Stated exercise.
Scan the records below for lines with the word "first", then state how many you find and nothing else.

--- begin Given records ---

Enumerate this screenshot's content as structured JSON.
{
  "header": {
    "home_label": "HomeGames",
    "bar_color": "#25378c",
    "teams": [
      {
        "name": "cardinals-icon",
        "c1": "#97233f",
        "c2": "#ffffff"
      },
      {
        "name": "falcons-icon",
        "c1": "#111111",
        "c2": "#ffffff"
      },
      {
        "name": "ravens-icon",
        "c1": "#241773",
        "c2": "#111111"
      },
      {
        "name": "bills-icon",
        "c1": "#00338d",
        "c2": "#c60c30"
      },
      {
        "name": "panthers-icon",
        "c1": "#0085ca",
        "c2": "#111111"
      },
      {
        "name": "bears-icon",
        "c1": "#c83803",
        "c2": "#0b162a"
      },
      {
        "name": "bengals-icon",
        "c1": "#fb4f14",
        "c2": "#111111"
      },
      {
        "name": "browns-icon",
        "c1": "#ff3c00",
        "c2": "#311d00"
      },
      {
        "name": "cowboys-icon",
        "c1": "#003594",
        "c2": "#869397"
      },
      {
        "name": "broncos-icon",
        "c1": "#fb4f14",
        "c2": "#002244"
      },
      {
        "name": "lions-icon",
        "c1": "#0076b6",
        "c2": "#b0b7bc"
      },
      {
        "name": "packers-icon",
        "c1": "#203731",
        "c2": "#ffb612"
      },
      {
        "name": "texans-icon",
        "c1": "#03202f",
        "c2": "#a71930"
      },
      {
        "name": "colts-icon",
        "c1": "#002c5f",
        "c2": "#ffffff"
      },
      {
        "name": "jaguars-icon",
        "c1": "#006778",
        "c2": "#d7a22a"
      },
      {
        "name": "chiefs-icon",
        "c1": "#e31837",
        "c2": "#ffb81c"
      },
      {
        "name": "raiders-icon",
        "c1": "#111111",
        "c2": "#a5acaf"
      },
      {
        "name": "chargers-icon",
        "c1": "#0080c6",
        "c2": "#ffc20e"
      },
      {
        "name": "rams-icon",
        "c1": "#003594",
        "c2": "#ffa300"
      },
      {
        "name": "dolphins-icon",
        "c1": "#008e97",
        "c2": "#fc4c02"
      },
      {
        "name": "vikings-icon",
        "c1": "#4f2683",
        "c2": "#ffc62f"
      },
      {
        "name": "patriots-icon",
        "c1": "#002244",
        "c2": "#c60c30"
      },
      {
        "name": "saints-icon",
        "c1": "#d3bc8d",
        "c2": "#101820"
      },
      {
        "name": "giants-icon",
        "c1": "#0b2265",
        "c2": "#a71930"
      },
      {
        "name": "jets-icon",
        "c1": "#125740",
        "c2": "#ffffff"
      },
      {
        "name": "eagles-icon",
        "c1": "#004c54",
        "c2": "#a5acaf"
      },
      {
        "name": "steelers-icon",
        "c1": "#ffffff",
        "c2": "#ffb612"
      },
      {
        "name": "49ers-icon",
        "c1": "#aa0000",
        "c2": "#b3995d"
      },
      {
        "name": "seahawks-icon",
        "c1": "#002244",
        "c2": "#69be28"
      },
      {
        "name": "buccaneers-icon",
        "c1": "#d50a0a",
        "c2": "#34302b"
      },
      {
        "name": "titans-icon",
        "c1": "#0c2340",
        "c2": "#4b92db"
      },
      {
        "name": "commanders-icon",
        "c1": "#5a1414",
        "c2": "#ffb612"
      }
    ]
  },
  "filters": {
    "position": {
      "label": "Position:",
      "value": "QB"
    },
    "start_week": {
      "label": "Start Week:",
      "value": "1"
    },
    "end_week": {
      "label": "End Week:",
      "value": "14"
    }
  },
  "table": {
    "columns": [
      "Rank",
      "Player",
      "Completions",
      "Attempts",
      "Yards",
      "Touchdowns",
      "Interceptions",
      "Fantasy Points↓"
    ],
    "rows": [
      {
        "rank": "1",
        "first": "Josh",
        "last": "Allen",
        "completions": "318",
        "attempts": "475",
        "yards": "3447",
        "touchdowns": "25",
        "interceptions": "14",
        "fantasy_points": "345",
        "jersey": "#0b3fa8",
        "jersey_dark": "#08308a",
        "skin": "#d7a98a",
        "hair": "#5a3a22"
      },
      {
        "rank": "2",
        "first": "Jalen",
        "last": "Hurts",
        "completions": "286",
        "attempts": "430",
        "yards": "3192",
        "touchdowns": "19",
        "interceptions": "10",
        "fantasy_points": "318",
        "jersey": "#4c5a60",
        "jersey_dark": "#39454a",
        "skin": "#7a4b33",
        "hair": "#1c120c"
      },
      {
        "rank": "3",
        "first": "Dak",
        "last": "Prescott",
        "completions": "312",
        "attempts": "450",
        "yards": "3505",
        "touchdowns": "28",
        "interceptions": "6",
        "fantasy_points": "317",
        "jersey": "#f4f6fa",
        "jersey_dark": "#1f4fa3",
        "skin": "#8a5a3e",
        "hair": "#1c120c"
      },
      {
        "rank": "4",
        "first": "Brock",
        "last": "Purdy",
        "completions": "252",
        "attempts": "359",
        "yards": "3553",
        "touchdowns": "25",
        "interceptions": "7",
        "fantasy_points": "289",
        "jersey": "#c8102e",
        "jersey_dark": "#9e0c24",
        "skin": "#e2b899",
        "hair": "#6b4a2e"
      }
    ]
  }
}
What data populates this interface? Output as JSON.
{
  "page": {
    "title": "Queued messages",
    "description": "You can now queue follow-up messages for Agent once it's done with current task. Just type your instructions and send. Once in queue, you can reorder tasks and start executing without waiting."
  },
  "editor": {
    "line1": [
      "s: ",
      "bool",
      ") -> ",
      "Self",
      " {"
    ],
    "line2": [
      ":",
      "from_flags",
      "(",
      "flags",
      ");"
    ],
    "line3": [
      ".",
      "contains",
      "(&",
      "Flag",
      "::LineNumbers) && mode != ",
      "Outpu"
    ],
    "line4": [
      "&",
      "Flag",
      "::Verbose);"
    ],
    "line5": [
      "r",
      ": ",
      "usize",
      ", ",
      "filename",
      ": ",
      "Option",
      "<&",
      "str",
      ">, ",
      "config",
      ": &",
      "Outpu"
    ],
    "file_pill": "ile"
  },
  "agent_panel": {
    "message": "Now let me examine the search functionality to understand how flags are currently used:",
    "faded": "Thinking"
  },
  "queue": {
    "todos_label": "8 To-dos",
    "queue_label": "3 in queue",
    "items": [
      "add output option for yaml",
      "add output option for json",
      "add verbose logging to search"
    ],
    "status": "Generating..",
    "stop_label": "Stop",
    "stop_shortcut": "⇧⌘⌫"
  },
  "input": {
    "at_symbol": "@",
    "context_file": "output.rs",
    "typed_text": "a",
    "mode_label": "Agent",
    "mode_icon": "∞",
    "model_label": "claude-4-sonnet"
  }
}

--- end Given records ---

Result for this exercise.
4